### DIRECTIONS FOR THIS TASK:
Only the number is wanted: how many lines in the data contain "boshqarish"?

▶

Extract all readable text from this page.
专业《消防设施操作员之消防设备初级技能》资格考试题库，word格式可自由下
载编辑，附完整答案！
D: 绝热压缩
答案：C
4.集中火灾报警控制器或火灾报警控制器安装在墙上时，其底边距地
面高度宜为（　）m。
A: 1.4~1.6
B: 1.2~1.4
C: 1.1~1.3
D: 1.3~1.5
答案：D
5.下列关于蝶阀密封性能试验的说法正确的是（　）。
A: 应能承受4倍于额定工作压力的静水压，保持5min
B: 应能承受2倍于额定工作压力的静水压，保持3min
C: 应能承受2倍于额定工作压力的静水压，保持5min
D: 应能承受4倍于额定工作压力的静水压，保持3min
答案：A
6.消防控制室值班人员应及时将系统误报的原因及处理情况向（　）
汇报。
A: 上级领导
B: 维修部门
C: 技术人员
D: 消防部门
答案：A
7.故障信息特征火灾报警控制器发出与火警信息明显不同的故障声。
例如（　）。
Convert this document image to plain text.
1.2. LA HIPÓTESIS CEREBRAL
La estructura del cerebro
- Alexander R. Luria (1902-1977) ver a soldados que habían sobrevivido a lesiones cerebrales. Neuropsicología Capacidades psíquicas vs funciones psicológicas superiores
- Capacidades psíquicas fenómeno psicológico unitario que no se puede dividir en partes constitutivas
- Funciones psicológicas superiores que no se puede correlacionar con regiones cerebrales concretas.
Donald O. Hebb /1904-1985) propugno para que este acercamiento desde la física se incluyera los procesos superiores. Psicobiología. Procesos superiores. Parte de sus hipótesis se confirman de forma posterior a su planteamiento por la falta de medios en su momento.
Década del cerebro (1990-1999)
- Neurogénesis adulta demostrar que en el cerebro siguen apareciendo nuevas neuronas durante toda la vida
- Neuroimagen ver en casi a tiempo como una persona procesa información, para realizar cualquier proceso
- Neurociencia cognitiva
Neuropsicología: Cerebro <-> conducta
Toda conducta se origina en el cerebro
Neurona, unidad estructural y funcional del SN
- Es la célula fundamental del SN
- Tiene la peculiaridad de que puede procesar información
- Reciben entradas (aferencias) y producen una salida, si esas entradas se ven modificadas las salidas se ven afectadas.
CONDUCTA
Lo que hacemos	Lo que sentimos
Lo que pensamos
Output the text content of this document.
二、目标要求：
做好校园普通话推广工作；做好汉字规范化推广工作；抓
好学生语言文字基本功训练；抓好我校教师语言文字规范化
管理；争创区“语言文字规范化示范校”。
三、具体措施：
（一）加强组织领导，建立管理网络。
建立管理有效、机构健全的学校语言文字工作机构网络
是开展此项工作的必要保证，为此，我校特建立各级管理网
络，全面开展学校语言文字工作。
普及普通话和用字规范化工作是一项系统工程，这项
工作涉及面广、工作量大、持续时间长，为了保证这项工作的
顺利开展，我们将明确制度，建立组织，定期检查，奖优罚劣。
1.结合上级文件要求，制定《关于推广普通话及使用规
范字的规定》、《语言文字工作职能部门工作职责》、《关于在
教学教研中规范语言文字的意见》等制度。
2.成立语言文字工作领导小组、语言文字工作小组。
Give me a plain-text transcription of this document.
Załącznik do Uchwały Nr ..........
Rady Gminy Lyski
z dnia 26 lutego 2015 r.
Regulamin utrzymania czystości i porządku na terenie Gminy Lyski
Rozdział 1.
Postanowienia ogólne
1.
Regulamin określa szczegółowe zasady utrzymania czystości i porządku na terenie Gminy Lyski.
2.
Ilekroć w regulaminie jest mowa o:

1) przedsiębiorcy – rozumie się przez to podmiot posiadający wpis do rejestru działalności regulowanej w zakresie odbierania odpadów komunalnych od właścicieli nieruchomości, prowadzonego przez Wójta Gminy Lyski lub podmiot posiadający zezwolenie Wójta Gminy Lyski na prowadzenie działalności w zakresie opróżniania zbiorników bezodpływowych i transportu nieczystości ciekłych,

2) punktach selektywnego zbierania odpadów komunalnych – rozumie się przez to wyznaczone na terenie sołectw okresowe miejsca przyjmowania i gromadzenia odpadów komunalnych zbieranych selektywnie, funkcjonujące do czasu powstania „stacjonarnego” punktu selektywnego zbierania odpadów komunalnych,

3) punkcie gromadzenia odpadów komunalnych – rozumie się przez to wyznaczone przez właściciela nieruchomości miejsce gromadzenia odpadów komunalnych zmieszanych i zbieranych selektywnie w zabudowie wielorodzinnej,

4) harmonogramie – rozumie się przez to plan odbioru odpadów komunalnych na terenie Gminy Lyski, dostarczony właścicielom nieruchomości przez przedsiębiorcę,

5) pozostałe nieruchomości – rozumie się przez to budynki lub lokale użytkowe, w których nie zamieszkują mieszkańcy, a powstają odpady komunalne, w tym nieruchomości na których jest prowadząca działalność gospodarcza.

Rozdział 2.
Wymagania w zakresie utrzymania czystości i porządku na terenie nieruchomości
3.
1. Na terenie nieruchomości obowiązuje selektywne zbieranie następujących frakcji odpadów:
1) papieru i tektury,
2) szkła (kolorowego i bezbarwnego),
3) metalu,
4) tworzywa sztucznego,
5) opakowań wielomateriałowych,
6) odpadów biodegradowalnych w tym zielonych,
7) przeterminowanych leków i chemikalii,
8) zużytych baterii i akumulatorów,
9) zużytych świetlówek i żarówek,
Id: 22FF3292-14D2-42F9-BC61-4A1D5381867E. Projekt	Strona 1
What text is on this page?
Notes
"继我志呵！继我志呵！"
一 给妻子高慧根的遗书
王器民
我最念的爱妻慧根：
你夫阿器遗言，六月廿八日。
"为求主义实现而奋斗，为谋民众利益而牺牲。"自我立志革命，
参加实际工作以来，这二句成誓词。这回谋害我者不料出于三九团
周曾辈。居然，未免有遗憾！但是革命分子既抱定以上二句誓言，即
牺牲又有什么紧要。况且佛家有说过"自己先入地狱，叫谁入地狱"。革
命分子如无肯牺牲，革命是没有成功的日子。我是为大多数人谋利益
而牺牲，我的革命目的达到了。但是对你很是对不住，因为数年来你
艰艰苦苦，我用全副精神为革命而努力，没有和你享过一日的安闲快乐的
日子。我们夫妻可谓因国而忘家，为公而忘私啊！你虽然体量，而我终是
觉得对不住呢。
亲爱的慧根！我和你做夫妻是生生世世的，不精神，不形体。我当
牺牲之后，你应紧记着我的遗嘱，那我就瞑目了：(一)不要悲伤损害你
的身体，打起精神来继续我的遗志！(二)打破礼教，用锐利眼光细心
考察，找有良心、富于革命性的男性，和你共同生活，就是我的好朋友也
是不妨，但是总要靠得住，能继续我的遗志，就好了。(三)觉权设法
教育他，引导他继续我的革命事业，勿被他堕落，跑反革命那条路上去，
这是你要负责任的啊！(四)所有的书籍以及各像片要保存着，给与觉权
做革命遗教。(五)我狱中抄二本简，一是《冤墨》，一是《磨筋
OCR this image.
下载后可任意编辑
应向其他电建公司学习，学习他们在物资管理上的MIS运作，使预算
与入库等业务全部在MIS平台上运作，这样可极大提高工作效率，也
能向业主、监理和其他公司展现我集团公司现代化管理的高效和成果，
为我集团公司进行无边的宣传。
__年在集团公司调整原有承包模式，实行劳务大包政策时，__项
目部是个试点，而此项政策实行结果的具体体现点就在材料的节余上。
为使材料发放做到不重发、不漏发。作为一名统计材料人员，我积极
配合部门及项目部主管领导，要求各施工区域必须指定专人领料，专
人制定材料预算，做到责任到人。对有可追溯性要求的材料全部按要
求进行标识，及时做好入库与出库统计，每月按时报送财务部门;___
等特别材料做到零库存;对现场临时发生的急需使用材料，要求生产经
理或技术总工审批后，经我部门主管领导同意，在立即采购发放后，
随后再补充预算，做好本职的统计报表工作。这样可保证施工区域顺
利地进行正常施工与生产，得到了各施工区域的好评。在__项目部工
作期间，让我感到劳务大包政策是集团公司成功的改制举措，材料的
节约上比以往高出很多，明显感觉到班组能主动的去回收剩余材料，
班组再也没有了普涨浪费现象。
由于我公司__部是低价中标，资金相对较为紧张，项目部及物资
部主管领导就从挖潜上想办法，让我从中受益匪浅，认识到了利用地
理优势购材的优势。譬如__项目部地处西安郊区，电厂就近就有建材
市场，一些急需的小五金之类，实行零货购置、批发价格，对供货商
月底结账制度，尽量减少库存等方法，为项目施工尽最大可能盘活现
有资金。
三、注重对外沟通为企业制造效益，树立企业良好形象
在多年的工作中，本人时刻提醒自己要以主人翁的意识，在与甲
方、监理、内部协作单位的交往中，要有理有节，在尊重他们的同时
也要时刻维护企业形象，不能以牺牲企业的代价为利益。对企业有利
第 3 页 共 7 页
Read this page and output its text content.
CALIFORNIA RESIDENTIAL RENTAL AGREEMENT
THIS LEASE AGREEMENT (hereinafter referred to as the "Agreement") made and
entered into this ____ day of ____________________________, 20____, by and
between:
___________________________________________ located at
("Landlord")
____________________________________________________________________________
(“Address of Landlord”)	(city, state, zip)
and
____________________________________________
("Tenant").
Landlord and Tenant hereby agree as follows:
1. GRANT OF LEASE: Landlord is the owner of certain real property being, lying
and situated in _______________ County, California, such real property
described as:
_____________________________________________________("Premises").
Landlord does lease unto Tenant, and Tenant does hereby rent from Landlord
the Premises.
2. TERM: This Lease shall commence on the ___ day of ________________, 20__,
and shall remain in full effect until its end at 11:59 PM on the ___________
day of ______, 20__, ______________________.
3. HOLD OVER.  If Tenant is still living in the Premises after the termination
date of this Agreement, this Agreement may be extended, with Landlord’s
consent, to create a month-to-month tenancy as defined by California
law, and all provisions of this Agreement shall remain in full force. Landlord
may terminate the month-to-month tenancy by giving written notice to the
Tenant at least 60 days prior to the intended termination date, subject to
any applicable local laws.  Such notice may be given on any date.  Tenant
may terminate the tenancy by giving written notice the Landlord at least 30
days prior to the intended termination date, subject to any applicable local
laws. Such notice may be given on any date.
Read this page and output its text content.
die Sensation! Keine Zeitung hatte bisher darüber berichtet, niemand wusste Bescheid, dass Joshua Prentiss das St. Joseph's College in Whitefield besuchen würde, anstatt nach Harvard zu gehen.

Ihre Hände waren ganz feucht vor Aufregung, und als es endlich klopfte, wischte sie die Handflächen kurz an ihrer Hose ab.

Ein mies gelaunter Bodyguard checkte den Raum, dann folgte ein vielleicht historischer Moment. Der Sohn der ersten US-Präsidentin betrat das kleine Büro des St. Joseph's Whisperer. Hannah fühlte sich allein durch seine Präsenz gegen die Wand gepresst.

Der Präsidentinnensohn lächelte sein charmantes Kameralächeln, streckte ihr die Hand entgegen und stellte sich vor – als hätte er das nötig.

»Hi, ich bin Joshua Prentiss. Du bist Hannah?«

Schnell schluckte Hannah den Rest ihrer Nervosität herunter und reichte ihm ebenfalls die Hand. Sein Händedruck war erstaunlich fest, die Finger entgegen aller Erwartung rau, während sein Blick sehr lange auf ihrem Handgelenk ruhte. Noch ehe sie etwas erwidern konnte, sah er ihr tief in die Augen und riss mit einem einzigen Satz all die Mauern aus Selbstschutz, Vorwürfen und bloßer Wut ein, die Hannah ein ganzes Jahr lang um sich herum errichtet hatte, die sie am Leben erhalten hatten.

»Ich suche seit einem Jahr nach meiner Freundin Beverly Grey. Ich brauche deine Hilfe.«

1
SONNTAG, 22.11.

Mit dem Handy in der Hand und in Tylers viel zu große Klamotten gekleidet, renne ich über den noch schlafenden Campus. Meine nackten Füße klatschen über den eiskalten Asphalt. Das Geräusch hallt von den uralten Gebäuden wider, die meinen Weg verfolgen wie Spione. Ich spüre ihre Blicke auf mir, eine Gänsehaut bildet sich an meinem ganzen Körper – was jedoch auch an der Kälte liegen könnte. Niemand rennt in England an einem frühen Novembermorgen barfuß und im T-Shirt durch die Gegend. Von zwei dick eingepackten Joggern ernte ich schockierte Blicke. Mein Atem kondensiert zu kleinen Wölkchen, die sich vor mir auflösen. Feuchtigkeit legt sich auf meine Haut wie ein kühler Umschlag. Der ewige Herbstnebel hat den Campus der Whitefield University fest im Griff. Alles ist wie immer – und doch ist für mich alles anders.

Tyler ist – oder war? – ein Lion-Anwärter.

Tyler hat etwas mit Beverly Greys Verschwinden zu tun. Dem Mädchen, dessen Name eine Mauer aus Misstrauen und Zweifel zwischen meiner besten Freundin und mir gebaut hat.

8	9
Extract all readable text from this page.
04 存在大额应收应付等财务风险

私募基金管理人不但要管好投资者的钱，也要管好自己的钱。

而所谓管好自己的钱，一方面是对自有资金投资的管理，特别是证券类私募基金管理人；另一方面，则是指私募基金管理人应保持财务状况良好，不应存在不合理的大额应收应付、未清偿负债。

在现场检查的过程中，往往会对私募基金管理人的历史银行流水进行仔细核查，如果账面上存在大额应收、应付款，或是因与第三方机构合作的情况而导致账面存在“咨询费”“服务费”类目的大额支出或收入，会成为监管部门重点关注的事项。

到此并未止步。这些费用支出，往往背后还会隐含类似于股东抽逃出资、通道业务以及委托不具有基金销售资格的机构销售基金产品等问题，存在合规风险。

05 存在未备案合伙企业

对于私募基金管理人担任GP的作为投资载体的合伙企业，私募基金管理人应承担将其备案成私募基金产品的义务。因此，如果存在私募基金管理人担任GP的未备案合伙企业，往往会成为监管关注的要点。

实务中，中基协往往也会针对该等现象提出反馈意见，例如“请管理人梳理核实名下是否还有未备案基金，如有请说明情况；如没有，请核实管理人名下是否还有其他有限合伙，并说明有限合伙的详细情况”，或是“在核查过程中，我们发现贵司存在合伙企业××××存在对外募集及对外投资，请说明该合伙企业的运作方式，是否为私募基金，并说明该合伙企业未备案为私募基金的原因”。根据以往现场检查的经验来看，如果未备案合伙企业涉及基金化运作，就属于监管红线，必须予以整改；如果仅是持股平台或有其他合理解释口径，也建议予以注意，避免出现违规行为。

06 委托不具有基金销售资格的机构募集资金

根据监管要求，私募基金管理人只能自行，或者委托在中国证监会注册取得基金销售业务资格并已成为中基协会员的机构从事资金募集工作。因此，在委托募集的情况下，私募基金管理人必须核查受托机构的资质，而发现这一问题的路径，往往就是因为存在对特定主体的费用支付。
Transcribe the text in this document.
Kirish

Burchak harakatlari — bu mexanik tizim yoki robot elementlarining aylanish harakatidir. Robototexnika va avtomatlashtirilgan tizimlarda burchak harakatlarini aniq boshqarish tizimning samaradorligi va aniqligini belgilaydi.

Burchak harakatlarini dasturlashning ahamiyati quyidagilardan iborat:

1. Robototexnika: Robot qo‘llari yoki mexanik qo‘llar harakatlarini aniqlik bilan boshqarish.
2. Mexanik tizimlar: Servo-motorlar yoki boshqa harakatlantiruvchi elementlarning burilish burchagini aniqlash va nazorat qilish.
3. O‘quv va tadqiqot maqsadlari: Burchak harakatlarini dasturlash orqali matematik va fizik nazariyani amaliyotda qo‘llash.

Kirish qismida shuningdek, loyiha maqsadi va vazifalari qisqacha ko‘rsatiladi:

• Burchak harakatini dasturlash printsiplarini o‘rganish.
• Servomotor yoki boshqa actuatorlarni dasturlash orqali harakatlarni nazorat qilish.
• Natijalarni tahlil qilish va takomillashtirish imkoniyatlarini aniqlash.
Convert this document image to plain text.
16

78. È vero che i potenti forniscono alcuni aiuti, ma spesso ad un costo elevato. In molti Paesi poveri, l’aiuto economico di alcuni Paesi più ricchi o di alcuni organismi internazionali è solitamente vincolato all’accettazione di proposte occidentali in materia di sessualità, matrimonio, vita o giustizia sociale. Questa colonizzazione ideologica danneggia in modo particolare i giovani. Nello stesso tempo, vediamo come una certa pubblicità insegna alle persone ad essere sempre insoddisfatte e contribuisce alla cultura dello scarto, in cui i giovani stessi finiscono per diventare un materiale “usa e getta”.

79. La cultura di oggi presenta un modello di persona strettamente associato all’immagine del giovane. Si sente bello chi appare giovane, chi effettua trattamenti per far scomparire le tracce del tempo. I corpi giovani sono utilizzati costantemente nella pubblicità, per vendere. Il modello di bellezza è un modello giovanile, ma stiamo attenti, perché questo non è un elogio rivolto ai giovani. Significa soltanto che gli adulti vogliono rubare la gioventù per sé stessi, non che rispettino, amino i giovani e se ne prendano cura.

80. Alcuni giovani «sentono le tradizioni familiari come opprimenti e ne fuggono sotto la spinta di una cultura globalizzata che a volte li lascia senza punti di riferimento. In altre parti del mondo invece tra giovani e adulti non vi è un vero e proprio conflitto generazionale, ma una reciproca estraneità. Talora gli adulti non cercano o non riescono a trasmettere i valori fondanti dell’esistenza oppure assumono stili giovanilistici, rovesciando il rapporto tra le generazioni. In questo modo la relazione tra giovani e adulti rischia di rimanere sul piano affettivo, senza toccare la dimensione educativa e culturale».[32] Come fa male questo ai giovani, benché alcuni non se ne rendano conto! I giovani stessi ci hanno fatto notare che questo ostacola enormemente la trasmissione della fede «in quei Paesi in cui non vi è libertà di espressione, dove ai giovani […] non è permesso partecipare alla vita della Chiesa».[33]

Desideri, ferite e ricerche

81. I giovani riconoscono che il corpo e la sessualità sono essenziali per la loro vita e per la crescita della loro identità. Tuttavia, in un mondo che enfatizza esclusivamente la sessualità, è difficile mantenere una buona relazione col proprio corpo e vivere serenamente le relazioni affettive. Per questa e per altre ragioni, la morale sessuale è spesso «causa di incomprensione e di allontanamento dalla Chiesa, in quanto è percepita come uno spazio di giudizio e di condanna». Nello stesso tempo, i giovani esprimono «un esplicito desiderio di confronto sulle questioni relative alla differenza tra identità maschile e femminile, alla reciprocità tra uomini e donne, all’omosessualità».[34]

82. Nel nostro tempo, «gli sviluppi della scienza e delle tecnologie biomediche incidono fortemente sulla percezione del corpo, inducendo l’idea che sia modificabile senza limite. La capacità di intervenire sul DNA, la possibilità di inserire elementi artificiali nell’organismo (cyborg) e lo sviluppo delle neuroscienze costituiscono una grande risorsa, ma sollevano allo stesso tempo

◀

### THE ANSWER:
2